**Work to be completed**
Print the data exactly as it is given, please.

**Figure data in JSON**
▽

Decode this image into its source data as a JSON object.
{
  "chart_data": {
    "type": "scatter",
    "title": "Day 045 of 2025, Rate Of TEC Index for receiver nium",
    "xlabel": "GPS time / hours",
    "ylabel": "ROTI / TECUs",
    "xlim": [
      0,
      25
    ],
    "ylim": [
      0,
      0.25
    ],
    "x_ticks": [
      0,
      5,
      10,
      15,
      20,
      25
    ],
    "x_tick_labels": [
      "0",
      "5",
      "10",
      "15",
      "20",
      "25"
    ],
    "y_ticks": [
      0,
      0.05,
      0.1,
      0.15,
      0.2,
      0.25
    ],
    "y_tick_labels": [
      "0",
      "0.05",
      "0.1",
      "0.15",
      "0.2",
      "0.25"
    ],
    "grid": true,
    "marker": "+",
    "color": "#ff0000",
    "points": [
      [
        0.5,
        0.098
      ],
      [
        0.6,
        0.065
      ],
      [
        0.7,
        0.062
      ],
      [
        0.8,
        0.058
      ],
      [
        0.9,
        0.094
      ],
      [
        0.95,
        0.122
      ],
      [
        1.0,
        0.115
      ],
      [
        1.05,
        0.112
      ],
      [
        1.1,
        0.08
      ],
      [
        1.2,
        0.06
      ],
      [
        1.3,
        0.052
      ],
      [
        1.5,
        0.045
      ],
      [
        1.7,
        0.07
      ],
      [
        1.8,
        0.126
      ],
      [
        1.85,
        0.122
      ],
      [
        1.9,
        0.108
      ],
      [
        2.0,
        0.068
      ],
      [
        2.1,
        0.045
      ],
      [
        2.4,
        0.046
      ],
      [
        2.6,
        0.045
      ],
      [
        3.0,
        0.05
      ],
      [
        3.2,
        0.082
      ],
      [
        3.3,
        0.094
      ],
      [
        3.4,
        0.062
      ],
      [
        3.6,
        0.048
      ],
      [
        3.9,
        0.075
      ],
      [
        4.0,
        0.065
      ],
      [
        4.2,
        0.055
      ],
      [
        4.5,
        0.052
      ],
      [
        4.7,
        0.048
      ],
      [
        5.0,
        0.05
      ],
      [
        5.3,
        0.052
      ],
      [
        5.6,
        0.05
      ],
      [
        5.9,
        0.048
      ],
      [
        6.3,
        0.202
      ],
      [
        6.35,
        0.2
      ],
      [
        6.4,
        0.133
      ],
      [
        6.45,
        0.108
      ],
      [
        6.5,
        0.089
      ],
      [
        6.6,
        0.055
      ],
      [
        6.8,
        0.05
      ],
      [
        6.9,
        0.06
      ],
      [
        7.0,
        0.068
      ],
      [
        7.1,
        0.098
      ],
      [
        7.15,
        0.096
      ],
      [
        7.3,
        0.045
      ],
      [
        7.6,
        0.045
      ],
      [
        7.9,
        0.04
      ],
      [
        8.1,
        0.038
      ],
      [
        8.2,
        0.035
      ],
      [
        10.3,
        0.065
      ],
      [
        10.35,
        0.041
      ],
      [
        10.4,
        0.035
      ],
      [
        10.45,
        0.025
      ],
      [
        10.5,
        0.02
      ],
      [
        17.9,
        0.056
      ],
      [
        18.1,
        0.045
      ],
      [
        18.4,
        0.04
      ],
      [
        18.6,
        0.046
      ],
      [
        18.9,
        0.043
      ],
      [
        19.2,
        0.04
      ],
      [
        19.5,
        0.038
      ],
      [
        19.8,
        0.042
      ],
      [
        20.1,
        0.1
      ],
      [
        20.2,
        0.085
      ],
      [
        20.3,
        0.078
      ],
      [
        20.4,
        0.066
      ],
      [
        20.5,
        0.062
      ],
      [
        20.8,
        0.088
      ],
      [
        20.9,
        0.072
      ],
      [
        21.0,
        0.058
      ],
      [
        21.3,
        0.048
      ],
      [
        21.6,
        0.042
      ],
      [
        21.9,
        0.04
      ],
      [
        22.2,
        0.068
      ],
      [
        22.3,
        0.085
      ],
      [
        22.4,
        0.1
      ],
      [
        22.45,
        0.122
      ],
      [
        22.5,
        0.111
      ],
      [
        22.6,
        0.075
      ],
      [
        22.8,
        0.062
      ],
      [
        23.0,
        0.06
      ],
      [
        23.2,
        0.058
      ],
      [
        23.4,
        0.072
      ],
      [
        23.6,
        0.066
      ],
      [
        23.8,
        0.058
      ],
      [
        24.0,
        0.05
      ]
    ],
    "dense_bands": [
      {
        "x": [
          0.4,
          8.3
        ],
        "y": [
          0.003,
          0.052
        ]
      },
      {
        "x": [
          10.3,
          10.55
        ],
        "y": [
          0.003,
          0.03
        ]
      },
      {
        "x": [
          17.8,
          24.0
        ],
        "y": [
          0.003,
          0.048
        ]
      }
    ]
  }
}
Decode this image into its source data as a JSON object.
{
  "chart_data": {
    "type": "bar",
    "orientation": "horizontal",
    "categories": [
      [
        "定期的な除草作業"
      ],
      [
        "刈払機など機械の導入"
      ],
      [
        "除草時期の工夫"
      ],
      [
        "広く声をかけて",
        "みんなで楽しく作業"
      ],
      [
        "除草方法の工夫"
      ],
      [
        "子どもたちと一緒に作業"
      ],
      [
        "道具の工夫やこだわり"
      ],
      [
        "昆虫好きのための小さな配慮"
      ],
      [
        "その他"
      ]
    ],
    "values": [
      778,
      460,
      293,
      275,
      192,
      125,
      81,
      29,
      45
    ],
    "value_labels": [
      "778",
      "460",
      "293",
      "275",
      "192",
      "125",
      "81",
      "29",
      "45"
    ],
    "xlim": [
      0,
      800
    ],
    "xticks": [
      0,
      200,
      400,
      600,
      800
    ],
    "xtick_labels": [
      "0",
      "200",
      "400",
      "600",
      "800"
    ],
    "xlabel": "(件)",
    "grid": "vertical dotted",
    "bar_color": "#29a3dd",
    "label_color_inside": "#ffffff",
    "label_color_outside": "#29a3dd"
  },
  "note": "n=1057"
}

△

**Expected answer**
Decode this image into its source data as a JSON object.
{
  "chart_data": {
    "type": "scatter",
    "title": "Day 045 of 2025, Rate Of TEC Index for receiver nium",
    "xlabel": "GPS time / hours",
    "ylabel": "ROTI / TECUs",
    "xlim": [
      0,
      25
    ],
    "ylim": [
      0,
      0.25
    ],
    "x_ticks": [
      0,
      5,
      10,
      15,
      20,
      25
    ],
    "x_tick_labels": [
      "0",
      "5",
      "10",
      "15",
      "20",
      "25"
    ],
    "y_ticks": [
      0,
      0.05,
      0.1,
      0.15,
      0.2,
      0.25
    ],
    "y_tick_labels": [
      "0",
      "0.05",
      "0.1",
      "0.15",
      "0.2",
      "0.25"
    ],
    "grid": true,
    "marker": "+",
    "color": "#ff0000",
    "points": [
      [
        0.5,
        0.098
      ],
      [
        0.6,
        0.065
      ],
      [
        0.7,
        0.062
      ],
      [
        0.8,
        0.058
      ],
      [
        0.9,
        0.094
      ],
      [
        0.95,
        0.122
      ],
      [
        1.0,
        0.115
      ],
      [
        1.05,
        0.112
      ],
      [
        1.1,
        0.08
      ],
      [
        1.2,
        0.06
      ],
      [
        1.3,
        0.052
      ],
      [
        1.5,
        0.045
      ],
      [
        1.7,
        0.07
      ],
      [
        1.8,
        0.126
      ],
      [
        1.85,
        0.122
      ],
      [
        1.9,
        0.108
      ],
      [
        2.0,
        0.068
      ],
      [
        2.1,
        0.045
      ],
      [
        2.4,
        0.046
      ],
      [
        2.6,
        0.045
      ],
      [
        3.0,
        0.05
      ],
      [
        3.2,
        0.082
      ],
      [
        3.3,
        0.094
      ],
      [
        3.4,
        0.062
      ],
      [
        3.6,
        0.048
      ],
      [
        3.9,
        0.075
      ],
      [
        4.0,
        0.065
      ],
      [
        4.2,
        0.055
      ],
      [
        4.5,
        0.052
      ],
      [
        4.7,
        0.048
      ],
      [
        5.0,
        0.05
      ],
      [
        5.3,
        0.052
      ],
      [
        5.6,
        0.05
      ],
      [
        5.9,
        0.048
      ],
      [
        6.3,
        0.202
      ],
      [
        6.35,
        0.2
      ],
      [
        6.4,
        0.133
      ],
      [
        6.45,
        0.108
      ],
      [
        6.5,
        0.089
      ],
      [
        6.6,
        0.055
      ],
      [
        6.8,
        0.05
      ],
      [
        6.9,
        0.06
      ],
      [
        7.0,
        0.068
      ],
      [
        7.1,
        0.098
      ],
      [
        7.15,
        0.096
      ],
      [
        7.3,
        0.045
      ],
      [
        7.6,
        0.045
      ],
      [
        7.9,
        0.04
      ],
      [
        8.1,
        0.038
      ],
      [
        8.2,
        0.035
      ],
      [
        10.3,
        0.065
      ],
      [
        10.35,
        0.041
      ],
      [
        10.4,
        0.035
      ],
      [
        10.45,
        0.025
      ],
      [
        10.5,
        0.02
      ],
      [
        17.9,
        0.056
      ],
      [
        18.1,
        0.045
      ],
      [
        18.4,
        0.04
      ],
      [
        18.6,
        0.046
      ],
      [
        18.9,
        0.043
      ],
      [
        19.2,
        0.04
      ],
      [
        19.5,
        0.038
      ],
      [
        19.8,
        0.042
      ],
      [
        20.1,
        0.1
      ],
      [
        20.2,
        0.085
      ],
      [
        20.3,
        0.078
      ],
      [
        20.4,
        0.066
      ],
      [
        20.5,
        0.062
      ],
      [
        20.8,
        0.088
      ],
      [
        20.9,
        0.072
      ],
      [
        21.0,
        0.058
      ],
      [
        21.3,
        0.048
      ],
      [
        21.6,
        0.042
      ],
      [
        21.9,
        0.04
      ],
      [
        22.2,
        0.068
      ],
      [
        22.3,
        0.085
      ],
      [
        22.4,
        0.1
      ],
      [
        22.45,
        0.122
      ],
      [
        22.5,
        0.111
      ],
      [
        22.6,
        0.075
      ],
      [
        22.8,
        0.062
      ],
      [
        23.0,
        0.06
      ],
      [
        23.2,
        0.058
      ],
      [
        23.4,
        0.072
      ],
      [
        23.6,
        0.066
      ],
      [
        23.8,
        0.058
      ],
      [
        24.0,
        0.05
      ]
    ],
    "dense_bands": [
      {
        "x": [
          0.4,
          8.3
        ],
        "y": [
          0.003,
          0.052
        ]
      },
      {
        "x": [
          10.3,
          10.55
        ],
        "y": [
          0.003,
          0.03
        ]
      },
      {
        "x": [
          17.8,
          24.0
        ],
        "y": [
          0.003,
          0.048
        ]
      }
    ]
  }
}
Decode this image into its source data as a JSON object.
{
  "chart_data": {
    "type": "bar",
    "orientation": "horizontal",
    "categories": [
      [
        "定期的な除草作業"
      ],
      [
        "刈払機など機械の導入"
      ],
      [
        "除草時期の工夫"
      ],
      [
        "広く声をかけて",
        "みんなで楽しく作業"
      ],
      [
        "除草方法の工夫"
      ],
      [
        "子どもたちと一緒に作業"
      ],
      [
        "道具の工夫やこだわり"
      ],
      [
        "昆虫好きのための小さな配慮"
      ],
      [
        "その他"
      ]
    ],
    "values": [
      778,
      460,
      293,
      275,
      192,
      125,
      81,
      29,
      45
    ],
    "value_labels": [
      "778",
      "460",
      "293",
      "275",
      "192",
      "125",
      "81",
      "29",
      "45"
    ],
    "xlim": [
      0,
      800
    ],
    "xticks": [
      0,
      200,
      400,
      600,
      800
    ],
    "xtick_labels": [
      "0",
      "200",
      "400",
      "600",
      "800"
    ],
    "xlabel": "(件)",
    "grid": "vertical dotted",
    "bar_color": "#29a3dd",
    "label_color_inside": "#ffffff",
    "label_color_outside": "#29a3dd"
  },
  "note": "n=1057"
}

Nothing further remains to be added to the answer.